**Exercise brief:** State how many lines in the listing below include the word "DLNA", and add nothing besides the number.

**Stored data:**
------------------------------------

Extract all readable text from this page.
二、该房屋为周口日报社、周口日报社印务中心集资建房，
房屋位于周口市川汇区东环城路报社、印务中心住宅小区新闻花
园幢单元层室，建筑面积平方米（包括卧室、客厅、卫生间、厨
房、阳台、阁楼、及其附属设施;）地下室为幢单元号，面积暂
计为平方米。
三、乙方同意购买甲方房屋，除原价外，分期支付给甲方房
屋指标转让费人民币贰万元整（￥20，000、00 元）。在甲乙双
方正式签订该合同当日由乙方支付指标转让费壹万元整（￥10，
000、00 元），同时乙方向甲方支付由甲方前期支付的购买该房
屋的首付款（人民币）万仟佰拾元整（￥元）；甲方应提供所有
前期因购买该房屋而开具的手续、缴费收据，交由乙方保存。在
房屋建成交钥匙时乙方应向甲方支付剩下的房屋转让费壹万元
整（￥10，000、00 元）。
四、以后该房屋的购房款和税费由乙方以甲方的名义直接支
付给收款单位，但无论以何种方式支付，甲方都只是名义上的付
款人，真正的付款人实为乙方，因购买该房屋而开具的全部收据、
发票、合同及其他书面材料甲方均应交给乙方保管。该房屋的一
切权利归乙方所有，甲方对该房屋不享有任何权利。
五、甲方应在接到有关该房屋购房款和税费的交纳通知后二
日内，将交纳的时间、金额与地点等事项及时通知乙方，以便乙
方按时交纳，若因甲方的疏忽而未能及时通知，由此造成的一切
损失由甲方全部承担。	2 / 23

------------------------------------

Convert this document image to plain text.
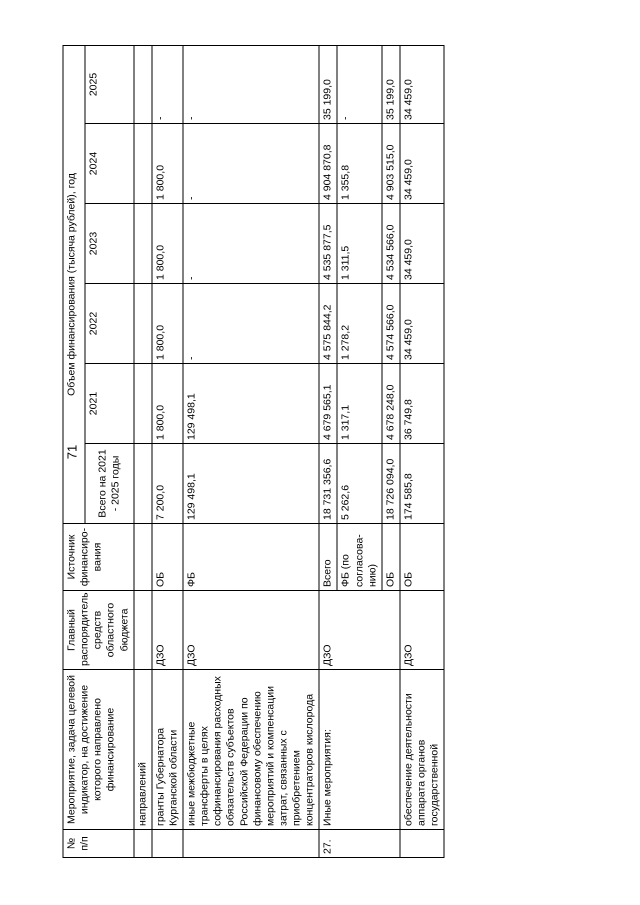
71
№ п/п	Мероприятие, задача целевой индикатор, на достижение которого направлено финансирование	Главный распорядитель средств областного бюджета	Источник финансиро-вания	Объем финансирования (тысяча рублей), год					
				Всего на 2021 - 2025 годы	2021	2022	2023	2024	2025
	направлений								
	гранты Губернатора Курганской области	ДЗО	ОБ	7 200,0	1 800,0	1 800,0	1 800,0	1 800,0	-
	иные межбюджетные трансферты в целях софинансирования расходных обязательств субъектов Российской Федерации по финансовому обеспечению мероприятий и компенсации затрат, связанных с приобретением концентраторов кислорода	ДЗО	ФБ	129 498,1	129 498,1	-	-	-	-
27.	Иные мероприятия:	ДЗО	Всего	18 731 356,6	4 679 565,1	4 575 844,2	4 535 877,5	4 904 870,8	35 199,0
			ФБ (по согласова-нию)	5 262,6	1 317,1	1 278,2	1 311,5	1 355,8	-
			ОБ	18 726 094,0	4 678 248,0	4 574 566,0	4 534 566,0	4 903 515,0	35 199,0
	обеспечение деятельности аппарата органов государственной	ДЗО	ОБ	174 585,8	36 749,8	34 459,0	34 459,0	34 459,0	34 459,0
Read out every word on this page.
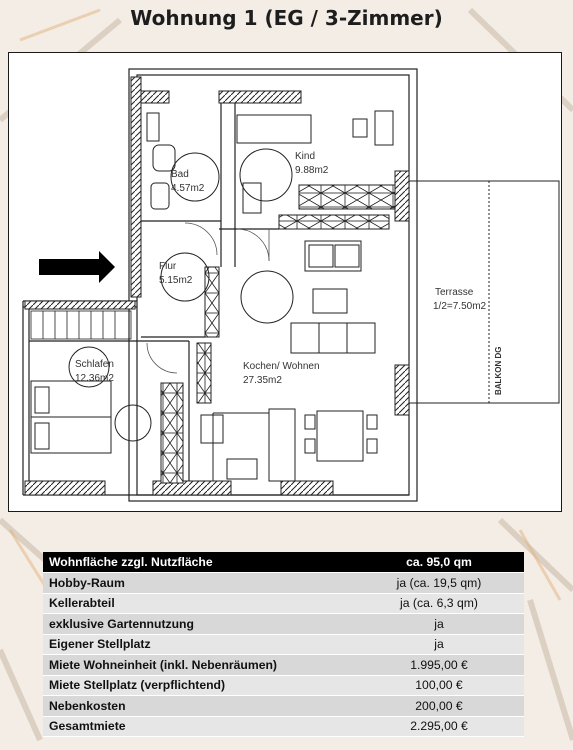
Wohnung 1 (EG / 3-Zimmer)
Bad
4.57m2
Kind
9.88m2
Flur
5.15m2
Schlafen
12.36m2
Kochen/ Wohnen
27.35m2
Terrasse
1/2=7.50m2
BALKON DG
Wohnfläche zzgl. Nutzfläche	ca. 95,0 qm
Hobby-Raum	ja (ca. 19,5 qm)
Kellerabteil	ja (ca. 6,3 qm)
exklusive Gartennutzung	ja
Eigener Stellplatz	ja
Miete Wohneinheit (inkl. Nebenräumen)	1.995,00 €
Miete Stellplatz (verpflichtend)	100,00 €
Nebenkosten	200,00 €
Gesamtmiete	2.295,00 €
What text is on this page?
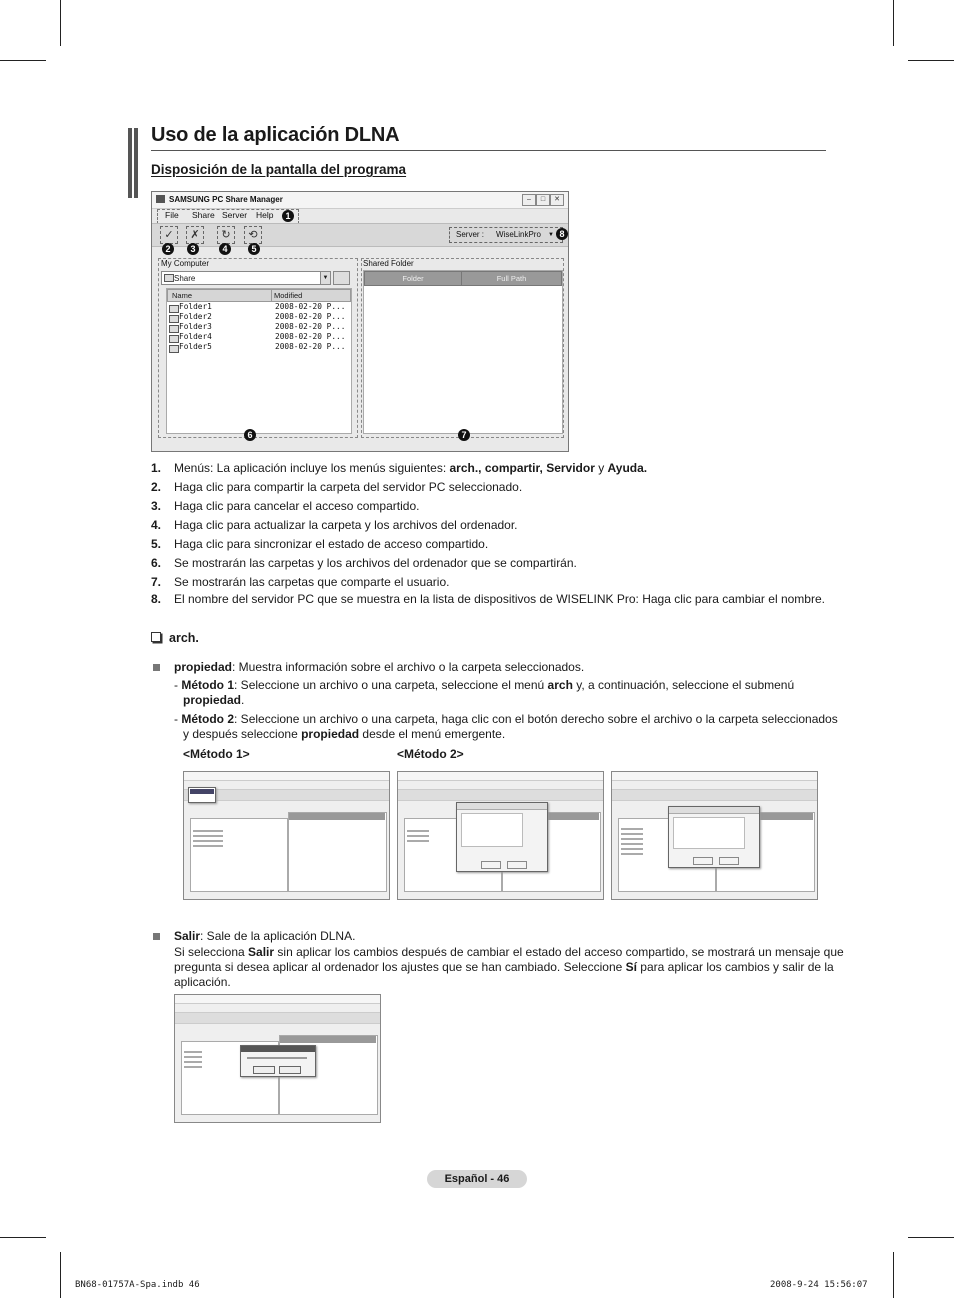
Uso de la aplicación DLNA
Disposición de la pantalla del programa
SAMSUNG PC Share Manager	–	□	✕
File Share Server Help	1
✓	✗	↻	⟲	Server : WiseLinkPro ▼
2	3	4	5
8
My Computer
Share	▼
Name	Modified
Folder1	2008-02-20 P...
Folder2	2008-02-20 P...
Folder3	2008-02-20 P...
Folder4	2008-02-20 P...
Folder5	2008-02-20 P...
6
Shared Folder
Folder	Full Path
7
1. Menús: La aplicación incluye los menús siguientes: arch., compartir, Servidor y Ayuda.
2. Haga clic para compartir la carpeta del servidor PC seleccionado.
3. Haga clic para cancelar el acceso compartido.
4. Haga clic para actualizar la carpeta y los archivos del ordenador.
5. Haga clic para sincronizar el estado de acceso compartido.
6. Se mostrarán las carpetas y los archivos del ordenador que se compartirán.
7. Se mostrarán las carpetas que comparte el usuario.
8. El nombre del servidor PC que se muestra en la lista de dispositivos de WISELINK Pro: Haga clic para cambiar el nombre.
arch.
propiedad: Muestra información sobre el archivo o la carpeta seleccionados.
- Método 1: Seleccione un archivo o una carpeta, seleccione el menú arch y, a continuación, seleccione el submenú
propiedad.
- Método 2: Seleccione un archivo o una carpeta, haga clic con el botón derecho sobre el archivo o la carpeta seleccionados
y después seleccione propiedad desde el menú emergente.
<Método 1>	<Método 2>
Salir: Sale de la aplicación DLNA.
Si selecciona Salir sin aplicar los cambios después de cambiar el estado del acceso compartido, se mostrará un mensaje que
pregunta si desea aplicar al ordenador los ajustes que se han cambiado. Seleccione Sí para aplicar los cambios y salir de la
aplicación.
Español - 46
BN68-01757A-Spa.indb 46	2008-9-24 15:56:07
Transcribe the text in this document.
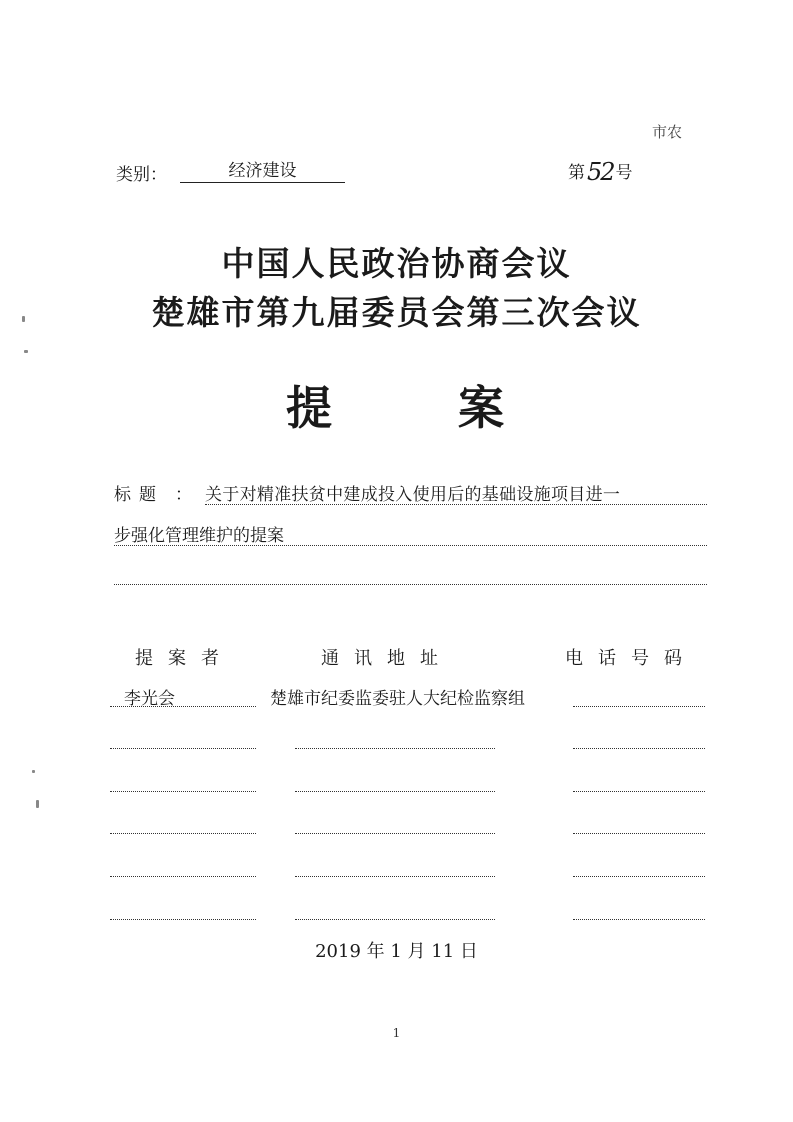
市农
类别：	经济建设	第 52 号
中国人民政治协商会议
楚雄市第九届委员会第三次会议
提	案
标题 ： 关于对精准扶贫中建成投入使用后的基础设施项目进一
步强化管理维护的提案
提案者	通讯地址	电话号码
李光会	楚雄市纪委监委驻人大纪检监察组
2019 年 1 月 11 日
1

------------------------------------

**Result:** 2